Exercise brief: Give the entries again exactly, every one of them.

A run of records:
----

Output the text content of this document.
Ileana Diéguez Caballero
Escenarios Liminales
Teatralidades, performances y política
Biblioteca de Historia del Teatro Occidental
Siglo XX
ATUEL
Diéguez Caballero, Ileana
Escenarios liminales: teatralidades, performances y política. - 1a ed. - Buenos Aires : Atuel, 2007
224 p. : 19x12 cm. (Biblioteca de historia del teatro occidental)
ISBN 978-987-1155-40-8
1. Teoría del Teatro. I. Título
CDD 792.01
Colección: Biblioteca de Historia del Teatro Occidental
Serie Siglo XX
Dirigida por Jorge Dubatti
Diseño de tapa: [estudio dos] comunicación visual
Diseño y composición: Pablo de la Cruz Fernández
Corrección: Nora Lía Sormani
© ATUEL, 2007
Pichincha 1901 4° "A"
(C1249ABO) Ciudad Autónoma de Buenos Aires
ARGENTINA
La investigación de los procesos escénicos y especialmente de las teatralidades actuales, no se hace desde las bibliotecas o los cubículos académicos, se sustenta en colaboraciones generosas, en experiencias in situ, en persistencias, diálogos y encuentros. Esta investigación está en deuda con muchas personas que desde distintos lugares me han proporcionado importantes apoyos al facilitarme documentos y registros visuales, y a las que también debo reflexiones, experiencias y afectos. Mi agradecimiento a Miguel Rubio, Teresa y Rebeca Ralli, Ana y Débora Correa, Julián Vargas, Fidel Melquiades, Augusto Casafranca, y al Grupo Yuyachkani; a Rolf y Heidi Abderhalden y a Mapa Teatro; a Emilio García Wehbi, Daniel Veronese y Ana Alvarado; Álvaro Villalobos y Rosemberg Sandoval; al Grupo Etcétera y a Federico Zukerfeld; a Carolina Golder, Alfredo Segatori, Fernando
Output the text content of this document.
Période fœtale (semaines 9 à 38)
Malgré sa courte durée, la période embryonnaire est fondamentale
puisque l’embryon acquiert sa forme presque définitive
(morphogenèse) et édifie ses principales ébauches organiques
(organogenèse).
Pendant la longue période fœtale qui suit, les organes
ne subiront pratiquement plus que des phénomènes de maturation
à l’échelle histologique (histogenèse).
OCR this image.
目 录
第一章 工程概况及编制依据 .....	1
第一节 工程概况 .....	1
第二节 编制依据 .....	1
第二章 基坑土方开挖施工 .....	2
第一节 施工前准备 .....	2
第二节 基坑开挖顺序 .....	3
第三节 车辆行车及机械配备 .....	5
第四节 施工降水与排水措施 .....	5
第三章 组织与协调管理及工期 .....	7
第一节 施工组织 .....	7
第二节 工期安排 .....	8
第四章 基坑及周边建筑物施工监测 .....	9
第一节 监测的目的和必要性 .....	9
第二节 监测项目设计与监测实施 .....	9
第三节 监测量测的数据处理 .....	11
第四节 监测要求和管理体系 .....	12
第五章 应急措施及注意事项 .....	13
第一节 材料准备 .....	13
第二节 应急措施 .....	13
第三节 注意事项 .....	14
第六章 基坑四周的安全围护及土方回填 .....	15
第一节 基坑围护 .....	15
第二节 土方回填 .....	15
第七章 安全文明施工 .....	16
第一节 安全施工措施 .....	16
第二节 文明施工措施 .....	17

----

Result for this exercise:
Output the text content of this document.
Ileana Diéguez Caballero
Escenarios Liminales
Teatralidades, performances y política
Biblioteca de Historia del Teatro Occidental
Siglo XX
ATUEL
Diéguez Caballero, Ileana
Escenarios liminales: teatralidades, performances y política. - 1a ed. - Buenos Aires : Atuel, 2007
224 p. : 19x12 cm. (Biblioteca de historia del teatro occidental)
ISBN 978-987-1155-40-8
1. Teoría del Teatro. I. Título
CDD 792.01
Colección: Biblioteca de Historia del Teatro Occidental
Serie Siglo XX
Dirigida por Jorge Dubatti
Diseño de tapa: [estudio dos] comunicación visual
Diseño y composición: Pablo de la Cruz Fernández
Corrección: Nora Lía Sormani
© ATUEL, 2007
Pichincha 1901 4° "A"
(C1249ABO) Ciudad Autónoma de Buenos Aires
ARGENTINA
La investigación de los procesos escénicos y especialmente de las teatralidades actuales, no se hace desde las bibliotecas o los cubículos académicos, se sustenta en colaboraciones generosas, en experiencias in situ, en persistencias, diálogos y encuentros. Esta investigación está en deuda con muchas personas que desde distintos lugares me han proporcionado importantes apoyos al facilitarme documentos y registros visuales, y a las que también debo reflexiones, experiencias y afectos. Mi agradecimiento a Miguel Rubio, Teresa y Rebeca Ralli, Ana y Débora Correa, Julián Vargas, Fidel Melquiades, Augusto Casafranca, y al Grupo Yuyachkani; a Rolf y Heidi Abderhalden y a Mapa Teatro; a Emilio García Wehbi, Daniel Veronese y Ana Alvarado; Álvaro Villalobos y Rosemberg Sandoval; al Grupo Etcétera y a Federico Zukerfeld; a Carolina Golder, Alfredo Segatori, Fernando
Output the text content of this document.
Période fœtale (semaines 9 à 38)
Malgré sa courte durée, la période embryonnaire est fondamentale
puisque l’embryon acquiert sa forme presque définitive
(morphogenèse) et édifie ses principales ébauches organiques
(organogenèse).
Pendant la longue période fœtale qui suit, les organes
ne subiront pratiquement plus que des phénomènes de maturation
à l’échelle histologique (histogenèse).
OCR this image.
目 录
第一章 工程概况及编制依据 .....	1
第一节 工程概况 .....	1
第二节 编制依据 .....	1
第二章 基坑土方开挖施工 .....	2
第一节 施工前准备 .....	2
第二节 基坑开挖顺序 .....	3
第三节 车辆行车及机械配备 .....	5
第四节 施工降水与排水措施 .....	5
第三章 组织与协调管理及工期 .....	7
第一节 施工组织 .....	7
第二节 工期安排 .....	8
第四章 基坑及周边建筑物施工监测 .....	9
第一节 监测的目的和必要性 .....	9
第二节 监测项目设计与监测实施 .....	9
第三节 监测量测的数据处理 .....	11
第四节 监测要求和管理体系 .....	12
第五章 应急措施及注意事项 .....	13
第一节 材料准备 .....	13
第二节 应急措施 .....	13
第三节 注意事项 .....	14
第六章 基坑四周的安全围护及土方回填 .....	15
第一节 基坑围护 .....	15
第二节 土方回填 .....	15
第七章 安全文明施工 .....	16
第一节 安全施工措施 .....	16
第二节 文明施工措施 .....	17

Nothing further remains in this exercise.